- _What is required_:
Retype the material below. Keep every word exactly as it is.

^^^^^^^^^^^^^^^^

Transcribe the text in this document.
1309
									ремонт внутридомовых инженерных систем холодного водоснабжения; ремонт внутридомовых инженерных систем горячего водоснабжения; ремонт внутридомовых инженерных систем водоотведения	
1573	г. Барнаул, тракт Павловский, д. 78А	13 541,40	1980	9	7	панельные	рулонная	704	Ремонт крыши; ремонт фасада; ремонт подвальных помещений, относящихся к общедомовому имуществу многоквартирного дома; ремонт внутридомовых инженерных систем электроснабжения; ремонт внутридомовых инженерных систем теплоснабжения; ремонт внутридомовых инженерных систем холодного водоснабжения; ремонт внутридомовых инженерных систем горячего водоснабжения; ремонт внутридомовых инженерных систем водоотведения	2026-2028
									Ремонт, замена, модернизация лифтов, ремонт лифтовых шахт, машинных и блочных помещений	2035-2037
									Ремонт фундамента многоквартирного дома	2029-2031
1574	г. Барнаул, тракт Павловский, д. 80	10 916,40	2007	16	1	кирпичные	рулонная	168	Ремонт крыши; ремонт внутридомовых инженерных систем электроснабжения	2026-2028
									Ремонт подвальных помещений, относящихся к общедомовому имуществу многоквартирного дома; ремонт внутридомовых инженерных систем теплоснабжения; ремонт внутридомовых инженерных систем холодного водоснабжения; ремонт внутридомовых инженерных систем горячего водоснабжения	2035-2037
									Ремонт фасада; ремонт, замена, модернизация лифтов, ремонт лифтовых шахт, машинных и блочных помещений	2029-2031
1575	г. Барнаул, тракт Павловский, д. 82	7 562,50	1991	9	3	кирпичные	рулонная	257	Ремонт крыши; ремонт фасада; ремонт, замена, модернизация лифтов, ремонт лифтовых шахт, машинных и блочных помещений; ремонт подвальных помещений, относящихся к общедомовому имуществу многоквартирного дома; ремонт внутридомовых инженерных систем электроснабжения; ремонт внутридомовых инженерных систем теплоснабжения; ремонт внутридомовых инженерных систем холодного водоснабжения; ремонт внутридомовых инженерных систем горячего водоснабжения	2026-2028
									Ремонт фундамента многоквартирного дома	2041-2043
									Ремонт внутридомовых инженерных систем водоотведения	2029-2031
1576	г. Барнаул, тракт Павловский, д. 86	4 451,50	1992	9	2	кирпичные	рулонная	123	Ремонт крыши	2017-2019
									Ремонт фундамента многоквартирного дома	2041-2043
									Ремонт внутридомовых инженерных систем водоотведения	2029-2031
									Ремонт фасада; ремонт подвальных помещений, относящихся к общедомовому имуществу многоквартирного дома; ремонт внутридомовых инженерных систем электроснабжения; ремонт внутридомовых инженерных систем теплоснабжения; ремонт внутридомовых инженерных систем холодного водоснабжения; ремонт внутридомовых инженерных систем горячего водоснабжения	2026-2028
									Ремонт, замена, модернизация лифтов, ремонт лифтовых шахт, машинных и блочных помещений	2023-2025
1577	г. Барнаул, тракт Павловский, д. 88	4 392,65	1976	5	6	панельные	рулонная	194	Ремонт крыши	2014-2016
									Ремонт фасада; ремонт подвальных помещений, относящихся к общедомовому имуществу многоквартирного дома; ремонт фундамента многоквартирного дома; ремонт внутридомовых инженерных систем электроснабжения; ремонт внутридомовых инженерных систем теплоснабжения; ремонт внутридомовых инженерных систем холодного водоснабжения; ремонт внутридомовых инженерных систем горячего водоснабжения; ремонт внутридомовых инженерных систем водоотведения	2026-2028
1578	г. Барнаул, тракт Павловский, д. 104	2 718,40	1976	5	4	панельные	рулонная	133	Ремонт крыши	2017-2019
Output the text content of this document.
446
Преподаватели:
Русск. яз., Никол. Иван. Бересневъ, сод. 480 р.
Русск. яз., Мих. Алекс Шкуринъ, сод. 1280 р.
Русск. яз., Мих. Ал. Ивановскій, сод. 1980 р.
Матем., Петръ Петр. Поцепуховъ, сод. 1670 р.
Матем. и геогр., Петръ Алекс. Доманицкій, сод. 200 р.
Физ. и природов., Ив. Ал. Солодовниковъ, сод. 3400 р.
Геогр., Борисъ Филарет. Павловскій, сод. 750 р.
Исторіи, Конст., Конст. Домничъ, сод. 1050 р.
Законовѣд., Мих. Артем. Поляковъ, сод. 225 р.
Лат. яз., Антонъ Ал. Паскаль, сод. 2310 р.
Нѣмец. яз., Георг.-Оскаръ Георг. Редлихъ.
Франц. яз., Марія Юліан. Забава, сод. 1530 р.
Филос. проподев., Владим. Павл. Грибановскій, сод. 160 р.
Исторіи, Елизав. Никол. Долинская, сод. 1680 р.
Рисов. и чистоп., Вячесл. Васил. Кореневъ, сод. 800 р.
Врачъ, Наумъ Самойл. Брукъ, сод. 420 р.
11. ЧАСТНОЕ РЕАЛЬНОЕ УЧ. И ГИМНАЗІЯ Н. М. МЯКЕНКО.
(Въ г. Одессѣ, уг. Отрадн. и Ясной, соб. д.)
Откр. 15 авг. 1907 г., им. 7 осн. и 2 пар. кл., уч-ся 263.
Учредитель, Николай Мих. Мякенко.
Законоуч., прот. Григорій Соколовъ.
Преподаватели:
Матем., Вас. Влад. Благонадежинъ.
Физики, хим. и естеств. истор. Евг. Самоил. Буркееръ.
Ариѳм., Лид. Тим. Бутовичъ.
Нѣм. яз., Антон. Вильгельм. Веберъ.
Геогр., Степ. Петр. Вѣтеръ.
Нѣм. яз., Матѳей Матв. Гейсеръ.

^^^^^^^^^^^^^^^^

- _Reply to the exercise_:
Transcribe the text in this document.
1309
									ремонт внутридомовых инженерных систем холодного водоснабжения; ремонт внутридомовых инженерных систем горячего водоснабжения; ремонт внутридомовых инженерных систем водоотведения	
1573	г. Барнаул, тракт Павловский, д. 78А	13 541,40	1980	9	7	панельные	рулонная	704	Ремонт крыши; ремонт фасада; ремонт подвальных помещений, относящихся к общедомовому имуществу многоквартирного дома; ремонт внутридомовых инженерных систем электроснабжения; ремонт внутридомовых инженерных систем теплоснабжения; ремонт внутридомовых инженерных систем холодного водоснабжения; ремонт внутридомовых инженерных систем горячего водоснабжения; ремонт внутридомовых инженерных систем водоотведения	2026-2028
									Ремонт, замена, модернизация лифтов, ремонт лифтовых шахт, машинных и блочных помещений	2035-2037
									Ремонт фундамента многоквартирного дома	2029-2031
1574	г. Барнаул, тракт Павловский, д. 80	10 916,40	2007	16	1	кирпичные	рулонная	168	Ремонт крыши; ремонт внутридомовых инженерных систем электроснабжения	2026-2028
									Ремонт подвальных помещений, относящихся к общедомовому имуществу многоквартирного дома; ремонт внутридомовых инженерных систем теплоснабжения; ремонт внутридомовых инженерных систем холодного водоснабжения; ремонт внутридомовых инженерных систем горячего водоснабжения	2035-2037
									Ремонт фасада; ремонт, замена, модернизация лифтов, ремонт лифтовых шахт, машинных и блочных помещений	2029-2031
1575	г. Барнаул, тракт Павловский, д. 82	7 562,50	1991	9	3	кирпичные	рулонная	257	Ремонт крыши; ремонт фасада; ремонт, замена, модернизация лифтов, ремонт лифтовых шахт, машинных и блочных помещений; ремонт подвальных помещений, относящихся к общедомовому имуществу многоквартирного дома; ремонт внутридомовых инженерных систем электроснабжения; ремонт внутридомовых инженерных систем теплоснабжения; ремонт внутридомовых инженерных систем холодного водоснабжения; ремонт внутридомовых инженерных систем горячего водоснабжения	2026-2028
									Ремонт фундамента многоквартирного дома	2041-2043
									Ремонт внутридомовых инженерных систем водоотведения	2029-2031
1576	г. Барнаул, тракт Павловский, д. 86	4 451,50	1992	9	2	кирпичные	рулонная	123	Ремонт крыши	2017-2019
									Ремонт фундамента многоквартирного дома	2041-2043
									Ремонт внутридомовых инженерных систем водоотведения	2029-2031
									Ремонт фасада; ремонт подвальных помещений, относящихся к общедомовому имуществу многоквартирного дома; ремонт внутридомовых инженерных систем электроснабжения; ремонт внутридомовых инженерных систем теплоснабжения; ремонт внутридомовых инженерных систем холодного водоснабжения; ремонт внутридомовых инженерных систем горячего водоснабжения	2026-2028
									Ремонт, замена, модернизация лифтов, ремонт лифтовых шахт, машинных и блочных помещений	2023-2025
1577	г. Барнаул, тракт Павловский, д. 88	4 392,65	1976	5	6	панельные	рулонная	194	Ремонт крыши	2014-2016
									Ремонт фасада; ремонт подвальных помещений, относящихся к общедомовому имуществу многоквартирного дома; ремонт фундамента многоквартирного дома; ремонт внутридомовых инженерных систем электроснабжения; ремонт внутридомовых инженерных систем теплоснабжения; ремонт внутридомовых инженерных систем холодного водоснабжения; ремонт внутридомовых инженерных систем горячего водоснабжения; ремонт внутридомовых инженерных систем водоотведения	2026-2028
1578	г. Барнаул, тракт Павловский, д. 104	2 718,40	1976	5	4	панельные	рулонная	133	Ремонт крыши	2017-2019
Output the text content of this document.
446
Преподаватели:
Русск. яз., Никол. Иван. Бересневъ, сод. 480 р.
Русск. яз., Мих. Алекс Шкуринъ, сод. 1280 р.
Русск. яз., Мих. Ал. Ивановскій, сод. 1980 р.
Матем., Петръ Петр. Поцепуховъ, сод. 1670 р.
Матем. и геогр., Петръ Алекс. Доманицкій, сод. 200 р.
Физ. и природов., Ив. Ал. Солодовниковъ, сод. 3400 р.
Геогр., Борисъ Филарет. Павловскій, сод. 750 р.
Исторіи, Конст., Конст. Домничъ, сод. 1050 р.
Законовѣд., Мих. Артем. Поляковъ, сод. 225 р.
Лат. яз., Антонъ Ал. Паскаль, сод. 2310 р.
Нѣмец. яз., Георг.-Оскаръ Георг. Редлихъ.
Франц. яз., Марія Юліан. Забава, сод. 1530 р.
Филос. проподев., Владим. Павл. Грибановскій, сод. 160 р.
Исторіи, Елизав. Никол. Долинская, сод. 1680 р.
Рисов. и чистоп., Вячесл. Васил. Кореневъ, сод. 800 р.
Врачъ, Наумъ Самойл. Брукъ, сод. 420 р.
11. ЧАСТНОЕ РЕАЛЬНОЕ УЧ. И ГИМНАЗІЯ Н. М. МЯКЕНКО.
(Въ г. Одессѣ, уг. Отрадн. и Ясной, соб. д.)
Откр. 15 авг. 1907 г., им. 7 осн. и 2 пар. кл., уч-ся 263.
Учредитель, Николай Мих. Мякенко.
Законоуч., прот. Григорій Соколовъ.
Преподаватели:
Матем., Вас. Влад. Благонадежинъ.
Физики, хим. и естеств. истор. Евг. Самоил. Буркееръ.
Ариѳм., Лид. Тим. Бутовичъ.
Нѣм. яз., Антон. Вильгельм. Веберъ.
Геогр., Степ. Петр. Вѣтеръ.
Нѣм. яз., Матѳей Матв. Гейсеръ.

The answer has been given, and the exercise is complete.